[Extracted records]

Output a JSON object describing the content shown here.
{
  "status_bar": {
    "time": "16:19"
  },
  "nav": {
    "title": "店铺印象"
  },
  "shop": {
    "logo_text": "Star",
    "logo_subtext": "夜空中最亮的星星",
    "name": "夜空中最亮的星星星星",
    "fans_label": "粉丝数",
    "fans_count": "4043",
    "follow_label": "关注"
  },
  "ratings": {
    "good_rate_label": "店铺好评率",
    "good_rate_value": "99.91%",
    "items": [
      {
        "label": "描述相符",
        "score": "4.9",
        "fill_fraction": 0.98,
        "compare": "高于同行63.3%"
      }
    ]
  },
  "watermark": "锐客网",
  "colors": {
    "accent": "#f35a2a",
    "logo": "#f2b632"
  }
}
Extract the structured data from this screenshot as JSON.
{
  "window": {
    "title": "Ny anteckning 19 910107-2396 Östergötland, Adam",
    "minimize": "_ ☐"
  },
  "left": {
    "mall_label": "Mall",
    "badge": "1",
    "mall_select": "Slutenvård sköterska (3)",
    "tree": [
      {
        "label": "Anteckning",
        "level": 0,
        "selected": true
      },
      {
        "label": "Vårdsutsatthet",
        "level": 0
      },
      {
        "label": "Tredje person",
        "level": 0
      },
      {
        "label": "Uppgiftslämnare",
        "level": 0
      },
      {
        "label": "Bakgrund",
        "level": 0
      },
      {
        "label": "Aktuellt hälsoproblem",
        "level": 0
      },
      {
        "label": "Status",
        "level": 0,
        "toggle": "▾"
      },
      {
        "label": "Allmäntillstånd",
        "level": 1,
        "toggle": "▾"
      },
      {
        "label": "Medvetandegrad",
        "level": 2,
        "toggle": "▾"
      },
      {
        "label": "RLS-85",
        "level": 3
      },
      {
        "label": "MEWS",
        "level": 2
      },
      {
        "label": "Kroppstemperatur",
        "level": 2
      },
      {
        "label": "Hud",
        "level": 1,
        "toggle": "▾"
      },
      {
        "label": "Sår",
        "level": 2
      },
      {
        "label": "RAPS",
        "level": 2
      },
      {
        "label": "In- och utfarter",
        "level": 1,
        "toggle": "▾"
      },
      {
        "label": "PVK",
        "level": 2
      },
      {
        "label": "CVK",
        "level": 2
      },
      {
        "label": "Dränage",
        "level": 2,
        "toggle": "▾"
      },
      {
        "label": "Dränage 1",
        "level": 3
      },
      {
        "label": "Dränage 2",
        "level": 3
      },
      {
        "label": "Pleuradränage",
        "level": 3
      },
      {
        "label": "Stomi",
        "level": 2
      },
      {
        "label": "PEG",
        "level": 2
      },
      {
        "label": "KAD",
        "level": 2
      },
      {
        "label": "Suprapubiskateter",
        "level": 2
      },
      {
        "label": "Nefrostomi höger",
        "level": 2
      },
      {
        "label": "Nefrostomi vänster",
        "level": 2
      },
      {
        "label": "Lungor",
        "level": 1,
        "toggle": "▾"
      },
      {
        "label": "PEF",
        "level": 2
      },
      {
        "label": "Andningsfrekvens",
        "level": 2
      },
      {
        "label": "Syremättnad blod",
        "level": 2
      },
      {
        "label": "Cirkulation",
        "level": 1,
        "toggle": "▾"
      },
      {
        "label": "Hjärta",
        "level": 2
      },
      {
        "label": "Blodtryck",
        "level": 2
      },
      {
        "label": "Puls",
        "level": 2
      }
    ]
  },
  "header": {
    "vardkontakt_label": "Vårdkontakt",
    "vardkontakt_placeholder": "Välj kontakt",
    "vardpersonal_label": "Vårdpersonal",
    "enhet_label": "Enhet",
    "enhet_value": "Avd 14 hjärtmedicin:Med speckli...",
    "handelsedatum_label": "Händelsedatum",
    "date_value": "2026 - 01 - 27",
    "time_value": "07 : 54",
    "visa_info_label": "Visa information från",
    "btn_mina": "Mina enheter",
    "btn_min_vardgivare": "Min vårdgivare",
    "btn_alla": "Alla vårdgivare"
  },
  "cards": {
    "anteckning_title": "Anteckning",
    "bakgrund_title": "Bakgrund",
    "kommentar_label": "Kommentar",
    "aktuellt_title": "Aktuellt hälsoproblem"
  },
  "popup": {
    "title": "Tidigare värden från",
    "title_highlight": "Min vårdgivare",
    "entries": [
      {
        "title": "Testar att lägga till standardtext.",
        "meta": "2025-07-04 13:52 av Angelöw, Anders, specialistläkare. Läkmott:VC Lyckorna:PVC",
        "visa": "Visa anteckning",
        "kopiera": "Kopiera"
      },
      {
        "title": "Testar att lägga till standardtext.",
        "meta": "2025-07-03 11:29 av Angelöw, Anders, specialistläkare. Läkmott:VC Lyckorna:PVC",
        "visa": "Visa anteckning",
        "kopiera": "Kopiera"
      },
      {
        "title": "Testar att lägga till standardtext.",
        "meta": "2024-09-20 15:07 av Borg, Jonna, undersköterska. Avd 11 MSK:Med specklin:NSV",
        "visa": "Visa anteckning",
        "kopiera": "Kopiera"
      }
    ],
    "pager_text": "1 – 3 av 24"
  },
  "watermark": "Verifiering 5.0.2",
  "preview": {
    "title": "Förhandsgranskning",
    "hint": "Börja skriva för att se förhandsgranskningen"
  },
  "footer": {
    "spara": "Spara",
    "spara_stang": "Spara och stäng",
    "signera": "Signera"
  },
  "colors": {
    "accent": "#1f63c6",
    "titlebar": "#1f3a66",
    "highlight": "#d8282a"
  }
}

» **Given exercise**: Produce a verbatim transcription of the entries above.

» **Output**:
Output a JSON object describing the content shown here.
{
  "status_bar": {
    "time": "16:19"
  },
  "nav": {
    "title": "店铺印象"
  },
  "shop": {
    "logo_text": "Star",
    "logo_subtext": "夜空中最亮的星星",
    "name": "夜空中最亮的星星星星",
    "fans_label": "粉丝数",
    "fans_count": "4043",
    "follow_label": "关注"
  },
  "ratings": {
    "good_rate_label": "店铺好评率",
    "good_rate_value": "99.91%",
    "items": [
      {
        "label": "描述相符",
        "score": "4.9",
        "fill_fraction": 0.98,
        "compare": "高于同行63.3%"
      }
    ]
  },
  "watermark": "锐客网",
  "colors": {
    "accent": "#f35a2a",
    "logo": "#f2b632"
  }
}
Extract the structured data from this screenshot as JSON.
{
  "window": {
    "title": "Ny anteckning 19 910107-2396 Östergötland, Adam",
    "minimize": "_ ☐"
  },
  "left": {
    "mall_label": "Mall",
    "badge": "1",
    "mall_select": "Slutenvård sköterska (3)",
    "tree": [
      {
        "label": "Anteckning",
        "level": 0,
        "selected": true
      },
      {
        "label": "Vårdsutsatthet",
        "level": 0
      },
      {
        "label": "Tredje person",
        "level": 0
      },
      {
        "label": "Uppgiftslämnare",
        "level": 0
      },
      {
        "label": "Bakgrund",
        "level": 0
      },
      {
        "label": "Aktuellt hälsoproblem",
        "level": 0
      },
      {
        "label": "Status",
        "level": 0,
        "toggle": "▾"
      },
      {
        "label": "Allmäntillstånd",
        "level": 1,
        "toggle": "▾"
      },
      {
        "label": "Medvetandegrad",
        "level": 2,
        "toggle": "▾"
      },
      {
        "label": "RLS-85",
        "level": 3
      },
      {
        "label": "MEWS",
        "level": 2
      },
      {
        "label": "Kroppstemperatur",
        "level": 2
      },
      {
        "label": "Hud",
        "level": 1,
        "toggle": "▾"
      },
      {
        "label": "Sår",
        "level": 2
      },
      {
        "label": "RAPS",
        "level": 2
      },
      {
        "label": "In- och utfarter",
        "level": 1,
        "toggle": "▾"
      },
      {
        "label": "PVK",
        "level": 2
      },
      {
        "label": "CVK",
        "level": 2
      },
      {
        "label": "Dränage",
        "level": 2,
        "toggle": "▾"
      },
      {
        "label": "Dränage 1",
        "level": 3
      },
      {
        "label": "Dränage 2",
        "level": 3
      },
      {
        "label": "Pleuradränage",
        "level": 3
      },
      {
        "label": "Stomi",
        "level": 2
      },
      {
        "label": "PEG",
        "level": 2
      },
      {
        "label": "KAD",
        "level": 2
      },
      {
        "label": "Suprapubiskateter",
        "level": 2
      },
      {
        "label": "Nefrostomi höger",
        "level": 2
      },
      {
        "label": "Nefrostomi vänster",
        "level": 2
      },
      {
        "label": "Lungor",
        "level": 1,
        "toggle": "▾"
      },
      {
        "label": "PEF",
        "level": 2
      },
      {
        "label": "Andningsfrekvens",
        "level": 2
      },
      {
        "label": "Syremättnad blod",
        "level": 2
      },
      {
        "label": "Cirkulation",
        "level": 1,
        "toggle": "▾"
      },
      {
        "label": "Hjärta",
        "level": 2
      },
      {
        "label": "Blodtryck",
        "level": 2
      },
      {
        "label": "Puls",
        "level": 2
      }
    ]
  },
  "header": {
    "vardkontakt_label": "Vårdkontakt",
    "vardkontakt_placeholder": "Välj kontakt",
    "vardpersonal_label": "Vårdpersonal",
    "enhet_label": "Enhet",
    "enhet_value": "Avd 14 hjärtmedicin:Med speckli...",
    "handelsedatum_label": "Händelsedatum",
    "date_value": "2026 - 01 - 27",
    "time_value": "07 : 54",
    "visa_info_label": "Visa information från",
    "btn_mina": "Mina enheter",
    "btn_min_vardgivare": "Min vårdgivare",
    "btn_alla": "Alla vårdgivare"
  },
  "cards": {
    "anteckning_title": "Anteckning",
    "bakgrund_title": "Bakgrund",
    "kommentar_label": "Kommentar",
    "aktuellt_title": "Aktuellt hälsoproblem"
  },
  "popup": {
    "title": "Tidigare värden från",
    "title_highlight": "Min vårdgivare",
    "entries": [
      {
        "title": "Testar att lägga till standardtext.",
        "meta": "2025-07-04 13:52 av Angelöw, Anders, specialistläkare. Läkmott:VC Lyckorna:PVC",
        "visa": "Visa anteckning",
        "kopiera": "Kopiera"
      },
      {
        "title": "Testar att lägga till standardtext.",
        "meta": "2025-07-03 11:29 av Angelöw, Anders, specialistläkare. Läkmott:VC Lyckorna:PVC",
        "visa": "Visa anteckning",
        "kopiera": "Kopiera"
      },
      {
        "title": "Testar att lägga till standardtext.",
        "meta": "2024-09-20 15:07 av Borg, Jonna, undersköterska. Avd 11 MSK:Med specklin:NSV",
        "visa": "Visa anteckning",
        "kopiera": "Kopiera"
      }
    ],
    "pager_text": "1 – 3 av 24"
  },
  "watermark": "Verifiering 5.0.2",
  "preview": {
    "title": "Förhandsgranskning",
    "hint": "Börja skriva för att se förhandsgranskningen"
  },
  "footer": {
    "spara": "Spara",
    "spara_stang": "Spara och stäng",
    "signera": "Signera"
  },
  "colors": {
    "accent": "#1f63c6",
    "titlebar": "#1f3a66",
    "highlight": "#d8282a"
  }
}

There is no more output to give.